From the line that holds "What text is on this page?" to the last line of the data, copy everything exactly; leave out all the rest.

------ ITEMS ------

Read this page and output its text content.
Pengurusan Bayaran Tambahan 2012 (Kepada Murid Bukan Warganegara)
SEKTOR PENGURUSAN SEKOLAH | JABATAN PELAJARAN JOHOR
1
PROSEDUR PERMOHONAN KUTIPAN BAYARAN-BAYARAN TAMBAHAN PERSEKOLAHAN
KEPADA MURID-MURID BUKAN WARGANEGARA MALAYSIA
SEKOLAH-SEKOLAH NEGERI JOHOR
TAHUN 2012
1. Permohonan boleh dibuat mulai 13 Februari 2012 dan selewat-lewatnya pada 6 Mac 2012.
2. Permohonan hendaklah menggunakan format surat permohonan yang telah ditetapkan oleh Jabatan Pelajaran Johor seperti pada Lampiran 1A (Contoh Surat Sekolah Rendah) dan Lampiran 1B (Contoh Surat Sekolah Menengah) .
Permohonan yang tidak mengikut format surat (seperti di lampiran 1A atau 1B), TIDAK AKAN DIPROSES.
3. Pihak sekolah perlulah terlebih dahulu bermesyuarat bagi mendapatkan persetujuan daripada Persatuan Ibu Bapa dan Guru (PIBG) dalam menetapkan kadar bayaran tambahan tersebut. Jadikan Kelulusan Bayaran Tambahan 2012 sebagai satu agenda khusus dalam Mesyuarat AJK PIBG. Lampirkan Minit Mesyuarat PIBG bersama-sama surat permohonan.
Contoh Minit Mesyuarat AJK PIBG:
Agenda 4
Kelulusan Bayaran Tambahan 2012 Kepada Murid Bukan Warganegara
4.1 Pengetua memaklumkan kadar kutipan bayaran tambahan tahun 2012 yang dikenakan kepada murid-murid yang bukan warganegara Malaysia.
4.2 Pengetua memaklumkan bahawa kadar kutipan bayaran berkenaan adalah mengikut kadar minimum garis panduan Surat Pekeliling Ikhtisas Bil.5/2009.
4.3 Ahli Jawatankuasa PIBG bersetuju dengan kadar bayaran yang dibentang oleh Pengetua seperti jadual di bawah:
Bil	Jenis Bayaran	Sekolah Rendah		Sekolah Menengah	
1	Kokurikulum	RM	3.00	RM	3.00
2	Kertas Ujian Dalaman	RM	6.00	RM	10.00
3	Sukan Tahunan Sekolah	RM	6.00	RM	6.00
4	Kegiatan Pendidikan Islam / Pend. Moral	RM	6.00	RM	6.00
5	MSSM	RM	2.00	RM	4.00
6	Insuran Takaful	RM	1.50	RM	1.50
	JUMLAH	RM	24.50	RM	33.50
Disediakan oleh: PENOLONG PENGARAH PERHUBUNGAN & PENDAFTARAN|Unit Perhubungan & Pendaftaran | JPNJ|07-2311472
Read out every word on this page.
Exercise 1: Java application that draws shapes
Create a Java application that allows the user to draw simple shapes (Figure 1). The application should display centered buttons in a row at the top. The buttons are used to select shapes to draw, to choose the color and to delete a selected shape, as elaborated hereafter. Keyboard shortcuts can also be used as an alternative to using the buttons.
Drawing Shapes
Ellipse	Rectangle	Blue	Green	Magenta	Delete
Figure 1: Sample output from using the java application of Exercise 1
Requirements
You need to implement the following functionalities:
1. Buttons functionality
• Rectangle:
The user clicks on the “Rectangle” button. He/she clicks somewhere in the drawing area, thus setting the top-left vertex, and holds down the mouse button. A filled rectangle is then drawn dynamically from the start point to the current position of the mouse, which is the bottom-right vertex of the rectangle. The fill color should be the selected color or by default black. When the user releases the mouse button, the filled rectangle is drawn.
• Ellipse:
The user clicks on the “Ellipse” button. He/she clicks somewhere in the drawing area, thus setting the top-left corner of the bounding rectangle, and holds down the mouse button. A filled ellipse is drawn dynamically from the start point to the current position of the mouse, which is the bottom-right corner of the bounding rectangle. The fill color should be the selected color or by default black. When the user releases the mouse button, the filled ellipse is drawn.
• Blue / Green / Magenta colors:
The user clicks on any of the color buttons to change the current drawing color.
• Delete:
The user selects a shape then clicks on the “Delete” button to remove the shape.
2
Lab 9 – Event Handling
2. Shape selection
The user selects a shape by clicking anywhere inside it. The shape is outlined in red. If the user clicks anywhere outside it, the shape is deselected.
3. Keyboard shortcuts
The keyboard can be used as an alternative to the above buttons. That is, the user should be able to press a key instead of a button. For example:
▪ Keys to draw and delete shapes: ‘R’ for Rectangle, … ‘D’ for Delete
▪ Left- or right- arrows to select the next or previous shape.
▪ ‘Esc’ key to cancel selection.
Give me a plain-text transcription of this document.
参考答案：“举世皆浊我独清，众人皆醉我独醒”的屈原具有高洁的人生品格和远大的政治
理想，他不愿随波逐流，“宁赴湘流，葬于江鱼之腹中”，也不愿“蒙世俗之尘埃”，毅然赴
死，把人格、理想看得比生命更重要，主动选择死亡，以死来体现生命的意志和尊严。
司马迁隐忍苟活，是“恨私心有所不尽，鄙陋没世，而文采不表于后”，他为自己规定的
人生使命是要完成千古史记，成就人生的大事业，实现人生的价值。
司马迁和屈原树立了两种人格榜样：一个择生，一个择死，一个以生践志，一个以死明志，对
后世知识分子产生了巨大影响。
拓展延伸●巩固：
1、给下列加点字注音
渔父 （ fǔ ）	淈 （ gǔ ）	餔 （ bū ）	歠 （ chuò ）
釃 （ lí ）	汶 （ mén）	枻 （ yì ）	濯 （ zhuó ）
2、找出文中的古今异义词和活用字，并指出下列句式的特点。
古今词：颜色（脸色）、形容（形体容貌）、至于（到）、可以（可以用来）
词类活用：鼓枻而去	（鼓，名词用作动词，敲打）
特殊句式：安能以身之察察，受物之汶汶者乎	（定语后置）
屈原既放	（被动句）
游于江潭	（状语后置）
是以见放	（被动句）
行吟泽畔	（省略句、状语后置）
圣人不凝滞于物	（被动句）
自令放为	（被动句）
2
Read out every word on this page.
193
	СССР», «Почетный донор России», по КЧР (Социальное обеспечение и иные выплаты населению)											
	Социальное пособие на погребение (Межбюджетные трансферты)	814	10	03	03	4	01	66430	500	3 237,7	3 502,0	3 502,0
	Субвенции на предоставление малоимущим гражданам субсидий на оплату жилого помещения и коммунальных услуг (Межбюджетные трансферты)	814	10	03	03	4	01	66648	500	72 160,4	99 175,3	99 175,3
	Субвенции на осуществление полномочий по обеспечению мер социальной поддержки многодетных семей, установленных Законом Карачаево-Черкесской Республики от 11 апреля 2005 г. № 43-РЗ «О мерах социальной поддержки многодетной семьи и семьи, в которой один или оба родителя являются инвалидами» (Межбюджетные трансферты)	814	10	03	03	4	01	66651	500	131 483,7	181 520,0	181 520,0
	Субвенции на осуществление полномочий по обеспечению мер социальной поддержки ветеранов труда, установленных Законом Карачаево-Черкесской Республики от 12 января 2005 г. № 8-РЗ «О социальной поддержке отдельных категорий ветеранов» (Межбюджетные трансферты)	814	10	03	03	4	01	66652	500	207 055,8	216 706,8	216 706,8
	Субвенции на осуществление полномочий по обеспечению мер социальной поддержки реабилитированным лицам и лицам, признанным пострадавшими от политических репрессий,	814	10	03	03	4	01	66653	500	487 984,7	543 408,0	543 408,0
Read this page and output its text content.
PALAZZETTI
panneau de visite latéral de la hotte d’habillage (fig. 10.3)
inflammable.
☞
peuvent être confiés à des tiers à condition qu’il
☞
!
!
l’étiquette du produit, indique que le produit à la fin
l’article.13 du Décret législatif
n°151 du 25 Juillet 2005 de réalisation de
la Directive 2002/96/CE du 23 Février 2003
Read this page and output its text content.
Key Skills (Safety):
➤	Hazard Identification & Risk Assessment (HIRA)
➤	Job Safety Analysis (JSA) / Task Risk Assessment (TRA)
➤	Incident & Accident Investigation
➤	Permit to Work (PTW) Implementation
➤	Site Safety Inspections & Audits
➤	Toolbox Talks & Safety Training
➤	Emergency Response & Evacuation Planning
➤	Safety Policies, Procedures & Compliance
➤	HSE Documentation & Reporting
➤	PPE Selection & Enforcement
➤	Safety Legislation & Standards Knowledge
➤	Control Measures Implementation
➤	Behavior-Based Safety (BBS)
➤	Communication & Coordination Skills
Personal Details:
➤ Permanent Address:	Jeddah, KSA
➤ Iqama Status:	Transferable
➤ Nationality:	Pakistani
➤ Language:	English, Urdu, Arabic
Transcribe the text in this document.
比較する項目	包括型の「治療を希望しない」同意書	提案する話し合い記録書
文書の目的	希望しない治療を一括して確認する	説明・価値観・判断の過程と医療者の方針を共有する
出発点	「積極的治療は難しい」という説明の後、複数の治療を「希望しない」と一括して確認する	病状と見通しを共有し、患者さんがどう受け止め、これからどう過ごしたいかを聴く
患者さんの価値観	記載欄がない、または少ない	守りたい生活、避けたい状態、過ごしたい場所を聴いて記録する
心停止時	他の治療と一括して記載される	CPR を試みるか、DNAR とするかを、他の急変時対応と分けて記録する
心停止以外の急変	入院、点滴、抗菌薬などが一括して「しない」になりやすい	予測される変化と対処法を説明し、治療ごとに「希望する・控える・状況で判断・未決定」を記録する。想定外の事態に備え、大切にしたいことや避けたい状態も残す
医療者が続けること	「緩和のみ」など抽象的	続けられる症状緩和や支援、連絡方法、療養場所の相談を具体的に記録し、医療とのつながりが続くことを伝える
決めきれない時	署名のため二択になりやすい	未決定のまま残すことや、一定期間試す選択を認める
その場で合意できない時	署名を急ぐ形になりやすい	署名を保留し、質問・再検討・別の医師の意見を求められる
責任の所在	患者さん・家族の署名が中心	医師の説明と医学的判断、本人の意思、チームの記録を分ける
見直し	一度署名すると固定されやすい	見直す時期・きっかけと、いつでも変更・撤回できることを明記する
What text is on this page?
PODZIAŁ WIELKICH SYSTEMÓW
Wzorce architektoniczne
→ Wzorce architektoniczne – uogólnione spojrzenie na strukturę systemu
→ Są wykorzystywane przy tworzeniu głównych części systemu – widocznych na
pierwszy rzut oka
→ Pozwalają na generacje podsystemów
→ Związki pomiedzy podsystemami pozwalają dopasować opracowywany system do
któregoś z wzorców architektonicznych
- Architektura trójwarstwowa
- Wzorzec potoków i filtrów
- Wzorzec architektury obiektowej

------

### [EXPECTED ANSWER]
What text is on this page?
PODZIAŁ WIELKICH SYSTEMÓW
Wzorce architektoniczne
→ Wzorce architektoniczne – uogólnione spojrzenie na strukturę systemu
→ Są wykorzystywane przy tworzeniu głównych części systemu – widocznych na
pierwszy rzut oka
→ Pozwalają na generacje podsystemów
→ Związki pomiedzy podsystemami pozwalają dopasować opracowywany system do
któregoś z wzorców architektonicznych
- Architektura trójwarstwowa
- Wzorzec potoków i filtrów
- Wzorzec architektury obiektowej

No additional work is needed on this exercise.